## What the task asks
Each entry below is to be transcribed exactly.

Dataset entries
* Begin *

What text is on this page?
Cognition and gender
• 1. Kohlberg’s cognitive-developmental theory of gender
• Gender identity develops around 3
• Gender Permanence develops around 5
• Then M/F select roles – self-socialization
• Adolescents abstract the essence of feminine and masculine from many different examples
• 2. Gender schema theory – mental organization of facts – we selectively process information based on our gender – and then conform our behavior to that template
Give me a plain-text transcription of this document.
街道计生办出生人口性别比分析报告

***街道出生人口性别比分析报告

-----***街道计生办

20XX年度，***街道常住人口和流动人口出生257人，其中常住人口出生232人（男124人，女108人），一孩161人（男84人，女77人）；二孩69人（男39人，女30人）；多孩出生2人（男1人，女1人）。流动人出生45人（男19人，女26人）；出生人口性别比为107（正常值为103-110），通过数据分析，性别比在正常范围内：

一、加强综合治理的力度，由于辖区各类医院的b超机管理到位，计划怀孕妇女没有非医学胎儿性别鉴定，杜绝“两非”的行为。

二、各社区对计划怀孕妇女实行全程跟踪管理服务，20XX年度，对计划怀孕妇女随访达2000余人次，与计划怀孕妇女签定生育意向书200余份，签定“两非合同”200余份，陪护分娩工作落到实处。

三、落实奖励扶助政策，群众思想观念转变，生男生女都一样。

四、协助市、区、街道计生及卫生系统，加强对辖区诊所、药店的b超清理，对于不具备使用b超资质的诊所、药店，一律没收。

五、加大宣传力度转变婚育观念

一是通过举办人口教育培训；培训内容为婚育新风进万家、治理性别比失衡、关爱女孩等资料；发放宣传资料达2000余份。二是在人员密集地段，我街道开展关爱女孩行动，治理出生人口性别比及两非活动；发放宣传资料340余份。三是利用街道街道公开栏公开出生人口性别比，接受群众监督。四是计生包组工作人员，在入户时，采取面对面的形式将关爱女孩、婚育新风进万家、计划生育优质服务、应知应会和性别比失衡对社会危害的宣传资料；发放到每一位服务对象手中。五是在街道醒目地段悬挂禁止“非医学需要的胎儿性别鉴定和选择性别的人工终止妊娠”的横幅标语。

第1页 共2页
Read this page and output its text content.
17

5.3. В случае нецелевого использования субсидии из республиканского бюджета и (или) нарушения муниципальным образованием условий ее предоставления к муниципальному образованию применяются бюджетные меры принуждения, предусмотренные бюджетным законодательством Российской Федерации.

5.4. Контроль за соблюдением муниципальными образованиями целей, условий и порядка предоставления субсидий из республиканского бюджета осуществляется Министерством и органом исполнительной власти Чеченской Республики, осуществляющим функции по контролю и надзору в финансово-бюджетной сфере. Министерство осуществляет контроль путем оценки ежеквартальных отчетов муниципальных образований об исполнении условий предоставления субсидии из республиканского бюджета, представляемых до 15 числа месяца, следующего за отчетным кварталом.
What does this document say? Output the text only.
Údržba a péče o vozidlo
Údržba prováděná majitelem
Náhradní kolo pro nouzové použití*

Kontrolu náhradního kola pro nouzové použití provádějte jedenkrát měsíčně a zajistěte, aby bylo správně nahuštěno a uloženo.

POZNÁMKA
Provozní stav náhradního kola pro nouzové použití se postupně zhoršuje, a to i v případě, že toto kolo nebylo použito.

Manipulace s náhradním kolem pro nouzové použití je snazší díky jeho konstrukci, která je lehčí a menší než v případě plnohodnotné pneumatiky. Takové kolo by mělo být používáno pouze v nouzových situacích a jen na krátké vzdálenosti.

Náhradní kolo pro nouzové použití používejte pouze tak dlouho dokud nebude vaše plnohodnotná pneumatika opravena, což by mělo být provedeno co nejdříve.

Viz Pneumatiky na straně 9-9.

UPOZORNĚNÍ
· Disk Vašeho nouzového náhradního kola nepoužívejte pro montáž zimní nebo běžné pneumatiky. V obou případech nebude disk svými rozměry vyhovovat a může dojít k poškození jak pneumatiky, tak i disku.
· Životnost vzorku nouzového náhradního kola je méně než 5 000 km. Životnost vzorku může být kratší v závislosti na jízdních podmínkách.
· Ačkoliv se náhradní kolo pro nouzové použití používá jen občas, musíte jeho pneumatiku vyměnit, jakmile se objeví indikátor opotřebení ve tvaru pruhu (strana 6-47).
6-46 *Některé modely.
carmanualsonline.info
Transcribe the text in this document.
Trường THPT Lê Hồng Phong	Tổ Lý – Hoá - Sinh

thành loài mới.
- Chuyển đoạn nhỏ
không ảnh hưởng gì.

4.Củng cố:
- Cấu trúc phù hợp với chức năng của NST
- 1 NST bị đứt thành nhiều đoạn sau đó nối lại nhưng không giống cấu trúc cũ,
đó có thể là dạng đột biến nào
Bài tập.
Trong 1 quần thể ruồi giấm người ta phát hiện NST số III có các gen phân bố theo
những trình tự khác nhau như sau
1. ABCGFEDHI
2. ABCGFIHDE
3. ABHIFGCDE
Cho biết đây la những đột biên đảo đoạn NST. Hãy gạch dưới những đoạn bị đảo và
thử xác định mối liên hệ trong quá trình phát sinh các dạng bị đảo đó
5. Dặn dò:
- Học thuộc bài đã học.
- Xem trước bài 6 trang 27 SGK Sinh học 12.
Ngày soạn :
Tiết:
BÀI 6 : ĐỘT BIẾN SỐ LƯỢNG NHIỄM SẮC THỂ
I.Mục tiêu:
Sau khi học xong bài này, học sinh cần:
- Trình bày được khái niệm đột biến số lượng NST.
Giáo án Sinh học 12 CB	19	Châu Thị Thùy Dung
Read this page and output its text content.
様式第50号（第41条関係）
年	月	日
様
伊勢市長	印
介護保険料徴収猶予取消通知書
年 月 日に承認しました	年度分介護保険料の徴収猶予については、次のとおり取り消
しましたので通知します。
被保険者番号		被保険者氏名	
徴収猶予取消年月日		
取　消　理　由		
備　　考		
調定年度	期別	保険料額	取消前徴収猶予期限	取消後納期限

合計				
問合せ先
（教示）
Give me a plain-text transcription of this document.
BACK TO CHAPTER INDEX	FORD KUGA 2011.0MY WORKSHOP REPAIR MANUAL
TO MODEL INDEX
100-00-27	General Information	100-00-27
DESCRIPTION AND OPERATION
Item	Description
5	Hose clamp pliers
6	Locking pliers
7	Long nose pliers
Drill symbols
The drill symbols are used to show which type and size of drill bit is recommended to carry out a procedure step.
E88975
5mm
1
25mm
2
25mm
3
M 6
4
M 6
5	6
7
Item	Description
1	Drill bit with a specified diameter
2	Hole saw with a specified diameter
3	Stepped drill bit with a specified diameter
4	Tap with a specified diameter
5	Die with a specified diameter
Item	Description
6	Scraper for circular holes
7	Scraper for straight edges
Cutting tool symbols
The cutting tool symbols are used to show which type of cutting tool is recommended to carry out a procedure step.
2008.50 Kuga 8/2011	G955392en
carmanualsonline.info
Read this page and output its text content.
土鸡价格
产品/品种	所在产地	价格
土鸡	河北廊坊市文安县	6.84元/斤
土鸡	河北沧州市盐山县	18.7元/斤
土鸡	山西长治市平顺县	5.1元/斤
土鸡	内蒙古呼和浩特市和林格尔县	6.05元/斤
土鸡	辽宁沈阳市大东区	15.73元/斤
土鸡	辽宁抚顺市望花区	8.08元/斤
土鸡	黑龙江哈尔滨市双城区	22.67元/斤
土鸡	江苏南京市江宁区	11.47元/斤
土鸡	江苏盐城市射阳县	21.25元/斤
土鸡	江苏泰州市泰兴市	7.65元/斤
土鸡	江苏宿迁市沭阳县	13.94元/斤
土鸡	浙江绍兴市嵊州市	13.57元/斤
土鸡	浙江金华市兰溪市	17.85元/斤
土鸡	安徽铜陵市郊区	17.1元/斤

* End *

## Answer to this task
What text is on this page?
Cognition and gender
• 1. Kohlberg’s cognitive-developmental theory of gender
• Gender identity develops around 3
• Gender Permanence develops around 5
• Then M/F select roles – self-socialization
• Adolescents abstract the essence of feminine and masculine from many different examples
• 2. Gender schema theory – mental organization of facts – we selectively process information based on our gender – and then conform our behavior to that template
Give me a plain-text transcription of this document.
街道计生办出生人口性别比分析报告

***街道出生人口性别比分析报告

-----***街道计生办

20XX年度，***街道常住人口和流动人口出生257人，其中常住人口出生232人（男124人，女108人），一孩161人（男84人，女77人）；二孩69人（男39人，女30人）；多孩出生2人（男1人，女1人）。流动人出生45人（男19人，女26人）；出生人口性别比为107（正常值为103-110），通过数据分析，性别比在正常范围内：

一、加强综合治理的力度，由于辖区各类医院的b超机管理到位，计划怀孕妇女没有非医学胎儿性别鉴定，杜绝“两非”的行为。

二、各社区对计划怀孕妇女实行全程跟踪管理服务，20XX年度，对计划怀孕妇女随访达2000余人次，与计划怀孕妇女签定生育意向书200余份，签定“两非合同”200余份，陪护分娩工作落到实处。

三、落实奖励扶助政策，群众思想观念转变，生男生女都一样。

四、协助市、区、街道计生及卫生系统，加强对辖区诊所、药店的b超清理，对于不具备使用b超资质的诊所、药店，一律没收。

五、加大宣传力度转变婚育观念

一是通过举办人口教育培训；培训内容为婚育新风进万家、治理性别比失衡、关爱女孩等资料；发放宣传资料达2000余份。二是在人员密集地段，我街道开展关爱女孩行动，治理出生人口性别比及两非活动；发放宣传资料340余份。三是利用街道街道公开栏公开出生人口性别比，接受群众监督。四是计生包组工作人员，在入户时，采取面对面的形式将关爱女孩、婚育新风进万家、计划生育优质服务、应知应会和性别比失衡对社会危害的宣传资料；发放到每一位服务对象手中。五是在街道醒目地段悬挂禁止“非医学需要的胎儿性别鉴定和选择性别的人工终止妊娠”的横幅标语。

第1页 共2页
Read this page and output its text content.
17

5.3. В случае нецелевого использования субсидии из республиканского бюджета и (или) нарушения муниципальным образованием условий ее предоставления к муниципальному образованию применяются бюджетные меры принуждения, предусмотренные бюджетным законодательством Российской Федерации.

5.4. Контроль за соблюдением муниципальными образованиями целей, условий и порядка предоставления субсидий из республиканского бюджета осуществляется Министерством и органом исполнительной власти Чеченской Республики, осуществляющим функции по контролю и надзору в финансово-бюджетной сфере. Министерство осуществляет контроль путем оценки ежеквартальных отчетов муниципальных образований об исполнении условий предоставления субсидии из республиканского бюджета, представляемых до 15 числа месяца, следующего за отчетным кварталом.
What does this document say? Output the text only.
Údržba a péče o vozidlo
Údržba prováděná majitelem
Náhradní kolo pro nouzové použití*

Kontrolu náhradního kola pro nouzové použití provádějte jedenkrát měsíčně a zajistěte, aby bylo správně nahuštěno a uloženo.

POZNÁMKA
Provozní stav náhradního kola pro nouzové použití se postupně zhoršuje, a to i v případě, že toto kolo nebylo použito.

Manipulace s náhradním kolem pro nouzové použití je snazší díky jeho konstrukci, která je lehčí a menší než v případě plnohodnotné pneumatiky. Takové kolo by mělo být používáno pouze v nouzových situacích a jen na krátké vzdálenosti.

Náhradní kolo pro nouzové použití používejte pouze tak dlouho dokud nebude vaše plnohodnotná pneumatika opravena, což by mělo být provedeno co nejdříve.

Viz Pneumatiky na straně 9-9.

UPOZORNĚNÍ
· Disk Vašeho nouzového náhradního kola nepoužívejte pro montáž zimní nebo běžné pneumatiky. V obou případech nebude disk svými rozměry vyhovovat a může dojít k poškození jak pneumatiky, tak i disku.
· Životnost vzorku nouzového náhradního kola je méně než 5 000 km. Životnost vzorku může být kratší v závislosti na jízdních podmínkách.
· Ačkoliv se náhradní kolo pro nouzové použití používá jen občas, musíte jeho pneumatiku vyměnit, jakmile se objeví indikátor opotřebení ve tvaru pruhu (strana 6-47).
6-46 *Některé modely.
carmanualsonline.info
Transcribe the text in this document.
Trường THPT Lê Hồng Phong	Tổ Lý – Hoá - Sinh

thành loài mới.
- Chuyển đoạn nhỏ
không ảnh hưởng gì.

4.Củng cố:
- Cấu trúc phù hợp với chức năng của NST
- 1 NST bị đứt thành nhiều đoạn sau đó nối lại nhưng không giống cấu trúc cũ,
đó có thể là dạng đột biến nào
Bài tập.
Trong 1 quần thể ruồi giấm người ta phát hiện NST số III có các gen phân bố theo
những trình tự khác nhau như sau
1. ABCGFEDHI
2. ABCGFIHDE
3. ABHIFGCDE
Cho biết đây la những đột biên đảo đoạn NST. Hãy gạch dưới những đoạn bị đảo và
thử xác định mối liên hệ trong quá trình phát sinh các dạng bị đảo đó
5. Dặn dò:
- Học thuộc bài đã học.
- Xem trước bài 6 trang 27 SGK Sinh học 12.
Ngày soạn :
Tiết:
BÀI 6 : ĐỘT BIẾN SỐ LƯỢNG NHIỄM SẮC THỂ
I.Mục tiêu:
Sau khi học xong bài này, học sinh cần:
- Trình bày được khái niệm đột biến số lượng NST.
Giáo án Sinh học 12 CB	19	Châu Thị Thùy Dung
Read this page and output its text content.
様式第50号（第41条関係）
年	月	日
様
伊勢市長	印
介護保険料徴収猶予取消通知書
年 月 日に承認しました	年度分介護保険料の徴収猶予については、次のとおり取り消
しましたので通知します。
被保険者番号		被保険者氏名	
徴収猶予取消年月日		
取　消　理　由		
備　　考		
調定年度	期別	保険料額	取消前徴収猶予期限	取消後納期限

合計				
問合せ先
（教示）
Give me a plain-text transcription of this document.
BACK TO CHAPTER INDEX	FORD KUGA 2011.0MY WORKSHOP REPAIR MANUAL
TO MODEL INDEX
100-00-27	General Information	100-00-27
DESCRIPTION AND OPERATION
Item	Description
5	Hose clamp pliers
6	Locking pliers
7	Long nose pliers
Drill symbols
The drill symbols are used to show which type and size of drill bit is recommended to carry out a procedure step.
E88975
5mm
1
25mm
2
25mm
3
M 6
4
M 6
5	6
7
Item	Description
1	Drill bit with a specified diameter
2	Hole saw with a specified diameter
3	Stepped drill bit with a specified diameter
4	Tap with a specified diameter
5	Die with a specified diameter
Item	Description
6	Scraper for circular holes
7	Scraper for straight edges
Cutting tool symbols
The cutting tool symbols are used to show which type of cutting tool is recommended to carry out a procedure step.
2008.50 Kuga 8/2011	G955392en
carmanualsonline.info
Read this page and output its text content.
土鸡价格
产品/品种	所在产地	价格
土鸡	河北廊坊市文安县	6.84元/斤
土鸡	河北沧州市盐山县	18.7元/斤
土鸡	山西长治市平顺县	5.1元/斤
土鸡	内蒙古呼和浩特市和林格尔县	6.05元/斤
土鸡	辽宁沈阳市大东区	15.73元/斤
土鸡	辽宁抚顺市望花区	8.08元/斤
土鸡	黑龙江哈尔滨市双城区	22.67元/斤
土鸡	江苏南京市江宁区	11.47元/斤
土鸡	江苏盐城市射阳县	21.25元/斤
土鸡	江苏泰州市泰兴市	7.65元/斤
土鸡	江苏宿迁市沭阳县	13.94元/斤
土鸡	浙江绍兴市嵊州市	13.57元/斤
土鸡	浙江金华市兰溪市	17.85元/斤
土鸡	安徽铜陵市郊区	17.1元/斤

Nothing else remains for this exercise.